**What you should do:**
Repeat the whole listing exactly as written.

Excerpt from a dataset:
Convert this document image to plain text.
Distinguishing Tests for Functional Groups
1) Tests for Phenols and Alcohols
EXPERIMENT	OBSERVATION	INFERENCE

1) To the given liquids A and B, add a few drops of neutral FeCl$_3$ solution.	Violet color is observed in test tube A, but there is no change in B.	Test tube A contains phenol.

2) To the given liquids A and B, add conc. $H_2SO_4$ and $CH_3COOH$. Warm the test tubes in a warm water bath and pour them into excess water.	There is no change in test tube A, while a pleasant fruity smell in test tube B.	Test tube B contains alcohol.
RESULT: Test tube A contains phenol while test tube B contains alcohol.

**Exercise result:**
Convert this document image to plain text.
Distinguishing Tests for Functional Groups
1) Tests for Phenols and Alcohols
EXPERIMENT	OBSERVATION	INFERENCE

1) To the given liquids A and B, add a few drops of neutral FeCl$_3$ solution.	Violet color is observed in test tube A, but there is no change in B.	Test tube A contains phenol.

2) To the given liquids A and B, add conc. $H_2SO_4$ and $CH_3COOH$. Warm the test tubes in a warm water bath and pour them into excess water.	There is no change in test tube A, while a pleasant fruity smell in test tube B.	Test tube B contains alcohol.
RESULT: Test tube A contains phenol while test tube B contains alcohol.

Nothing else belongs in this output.